Copy every line of the records below, changing nothing.
## START
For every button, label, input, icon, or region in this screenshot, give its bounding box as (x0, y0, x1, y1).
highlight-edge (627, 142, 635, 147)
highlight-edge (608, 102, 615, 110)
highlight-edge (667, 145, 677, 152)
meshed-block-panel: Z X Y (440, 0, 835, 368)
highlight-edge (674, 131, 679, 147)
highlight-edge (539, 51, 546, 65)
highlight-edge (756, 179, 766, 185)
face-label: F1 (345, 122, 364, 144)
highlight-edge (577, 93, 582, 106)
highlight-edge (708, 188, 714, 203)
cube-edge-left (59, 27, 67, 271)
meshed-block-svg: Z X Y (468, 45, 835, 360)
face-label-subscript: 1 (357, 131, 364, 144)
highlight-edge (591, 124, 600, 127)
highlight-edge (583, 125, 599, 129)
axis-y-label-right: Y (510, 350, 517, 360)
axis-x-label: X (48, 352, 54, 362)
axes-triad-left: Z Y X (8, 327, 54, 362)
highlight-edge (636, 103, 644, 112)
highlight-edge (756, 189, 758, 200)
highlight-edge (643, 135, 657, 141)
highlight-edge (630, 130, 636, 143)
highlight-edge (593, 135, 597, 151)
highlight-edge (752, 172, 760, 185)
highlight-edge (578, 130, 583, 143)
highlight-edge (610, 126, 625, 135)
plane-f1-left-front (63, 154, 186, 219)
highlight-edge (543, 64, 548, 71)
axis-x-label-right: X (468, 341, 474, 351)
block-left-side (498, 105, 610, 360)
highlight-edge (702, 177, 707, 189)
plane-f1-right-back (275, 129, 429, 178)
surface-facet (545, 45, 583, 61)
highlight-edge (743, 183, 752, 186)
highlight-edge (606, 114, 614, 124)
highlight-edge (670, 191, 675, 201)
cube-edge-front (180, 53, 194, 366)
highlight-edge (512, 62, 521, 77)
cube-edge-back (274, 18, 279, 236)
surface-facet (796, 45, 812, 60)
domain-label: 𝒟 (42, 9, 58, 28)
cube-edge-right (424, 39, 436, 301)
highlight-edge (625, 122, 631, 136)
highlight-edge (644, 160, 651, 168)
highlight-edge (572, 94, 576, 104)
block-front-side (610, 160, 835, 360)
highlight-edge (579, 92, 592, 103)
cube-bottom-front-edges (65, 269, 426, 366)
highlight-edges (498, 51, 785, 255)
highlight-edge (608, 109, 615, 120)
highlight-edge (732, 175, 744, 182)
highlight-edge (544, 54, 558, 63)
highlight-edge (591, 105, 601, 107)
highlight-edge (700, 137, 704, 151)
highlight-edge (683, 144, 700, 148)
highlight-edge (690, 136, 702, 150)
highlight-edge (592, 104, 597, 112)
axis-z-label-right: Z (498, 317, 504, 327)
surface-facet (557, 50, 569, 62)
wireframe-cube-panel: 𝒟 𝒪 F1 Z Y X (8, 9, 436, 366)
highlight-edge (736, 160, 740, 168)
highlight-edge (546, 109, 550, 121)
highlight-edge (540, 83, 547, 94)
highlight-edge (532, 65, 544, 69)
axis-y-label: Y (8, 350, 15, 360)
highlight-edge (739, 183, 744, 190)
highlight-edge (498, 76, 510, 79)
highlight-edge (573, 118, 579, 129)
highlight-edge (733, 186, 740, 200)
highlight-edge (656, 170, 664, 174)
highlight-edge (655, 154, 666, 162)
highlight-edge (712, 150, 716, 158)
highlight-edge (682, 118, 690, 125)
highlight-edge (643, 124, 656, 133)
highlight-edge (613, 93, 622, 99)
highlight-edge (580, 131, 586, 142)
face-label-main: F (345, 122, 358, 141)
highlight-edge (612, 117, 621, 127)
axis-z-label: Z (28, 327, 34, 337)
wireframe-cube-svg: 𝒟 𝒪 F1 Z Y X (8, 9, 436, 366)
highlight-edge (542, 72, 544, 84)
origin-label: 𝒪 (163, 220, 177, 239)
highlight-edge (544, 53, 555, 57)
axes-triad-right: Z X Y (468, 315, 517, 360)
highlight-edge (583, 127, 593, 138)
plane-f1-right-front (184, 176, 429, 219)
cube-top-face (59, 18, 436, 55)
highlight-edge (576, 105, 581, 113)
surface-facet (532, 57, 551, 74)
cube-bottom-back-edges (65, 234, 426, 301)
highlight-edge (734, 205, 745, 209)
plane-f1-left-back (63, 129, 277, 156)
## END
--- Task output ---
For every button, label, input, icon, or region in this screenshot, give its bounding box as (x0, y0, x1, y1).
highlight-edge (627, 142, 635, 147)
highlight-edge (608, 102, 615, 110)
highlight-edge (667, 145, 677, 152)
meshed-block-panel: Z X Y (440, 0, 835, 368)
highlight-edge (674, 131, 679, 147)
highlight-edge (539, 51, 546, 65)
highlight-edge (756, 179, 766, 185)
face-label: F1 (345, 122, 364, 144)
highlight-edge (577, 93, 582, 106)
highlight-edge (708, 188, 714, 203)
cube-edge-left (59, 27, 67, 271)
meshed-block-svg: Z X Y (468, 45, 835, 360)
face-label-subscript: 1 (357, 131, 364, 144)
highlight-edge (591, 124, 600, 127)
highlight-edge (583, 125, 599, 129)
axis-y-label-right: Y (510, 350, 517, 360)
axis-x-label: X (48, 352, 54, 362)
axes-triad-left: Z Y X (8, 327, 54, 362)
highlight-edge (636, 103, 644, 112)
highlight-edge (756, 189, 758, 200)
highlight-edge (643, 135, 657, 141)
highlight-edge (630, 130, 636, 143)
highlight-edge (593, 135, 597, 151)
highlight-edge (752, 172, 760, 185)
highlight-edge (578, 130, 583, 143)
highlight-edge (610, 126, 625, 135)
plane-f1-left-front (63, 154, 186, 219)
highlight-edge (543, 64, 548, 71)
axis-x-label-right: X (468, 341, 474, 351)
block-left-side (498, 105, 610, 360)
highlight-edge (702, 177, 707, 189)
plane-f1-right-back (275, 129, 429, 178)
surface-facet (545, 45, 583, 61)
highlight-edge (743, 183, 752, 186)
highlight-edge (606, 114, 614, 124)
highlight-edge (670, 191, 675, 201)
cube-edge-front (180, 53, 194, 366)
highlight-edge (512, 62, 521, 77)
cube-edge-back (274, 18, 279, 236)
surface-facet (796, 45, 812, 60)
domain-label: 𝒟 (42, 9, 58, 28)
cube-edge-right (424, 39, 436, 301)
highlight-edge (625, 122, 631, 136)
highlight-edge (644, 160, 651, 168)
highlight-edge (572, 94, 576, 104)
block-front-side (610, 160, 835, 360)
highlight-edge (579, 92, 592, 103)
cube-bottom-front-edges (65, 269, 426, 366)
highlight-edges (498, 51, 785, 255)
highlight-edge (608, 109, 615, 120)
highlight-edge (732, 175, 744, 182)
highlight-edge (544, 54, 558, 63)
highlight-edge (591, 105, 601, 107)
highlight-edge (700, 137, 704, 151)
highlight-edge (683, 144, 700, 148)
highlight-edge (690, 136, 702, 150)
highlight-edge (592, 104, 597, 112)
axis-z-label-right: Z (498, 317, 504, 327)
surface-facet (557, 50, 569, 62)
wireframe-cube-panel: 𝒟 𝒪 F1 Z Y X (8, 9, 436, 366)
highlight-edge (736, 160, 740, 168)
highlight-edge (546, 109, 550, 121)
highlight-edge (540, 83, 547, 94)
highlight-edge (532, 65, 544, 69)
axis-y-label: Y (8, 350, 15, 360)
highlight-edge (739, 183, 744, 190)
highlight-edge (498, 76, 510, 79)
highlight-edge (573, 118, 579, 129)
highlight-edge (733, 186, 740, 200)
highlight-edge (656, 170, 664, 174)
highlight-edge (655, 154, 666, 162)
highlight-edge (712, 150, 716, 158)
highlight-edge (682, 118, 690, 125)
highlight-edge (643, 124, 656, 133)
highlight-edge (613, 93, 622, 99)
highlight-edge (580, 131, 586, 142)
face-label-main: F (345, 122, 358, 141)
highlight-edge (612, 117, 621, 127)
axis-z-label: Z (28, 327, 34, 337)
wireframe-cube-svg: 𝒟 𝒪 F1 Z Y X (8, 9, 436, 366)
highlight-edge (542, 72, 544, 84)
origin-label: 𝒪 (163, 220, 177, 239)
highlight-edge (544, 53, 555, 57)
axes-triad-right: Z X Y (468, 315, 517, 360)
highlight-edge (583, 127, 593, 138)
plane-f1-right-front (184, 176, 429, 219)
cube-top-face (59, 18, 436, 55)
highlight-edge (576, 105, 581, 113)
surface-facet (532, 57, 551, 74)
cube-bottom-back-edges (65, 234, 426, 301)
highlight-edge (734, 205, 745, 209)
plane-f1-left-back (63, 129, 277, 156)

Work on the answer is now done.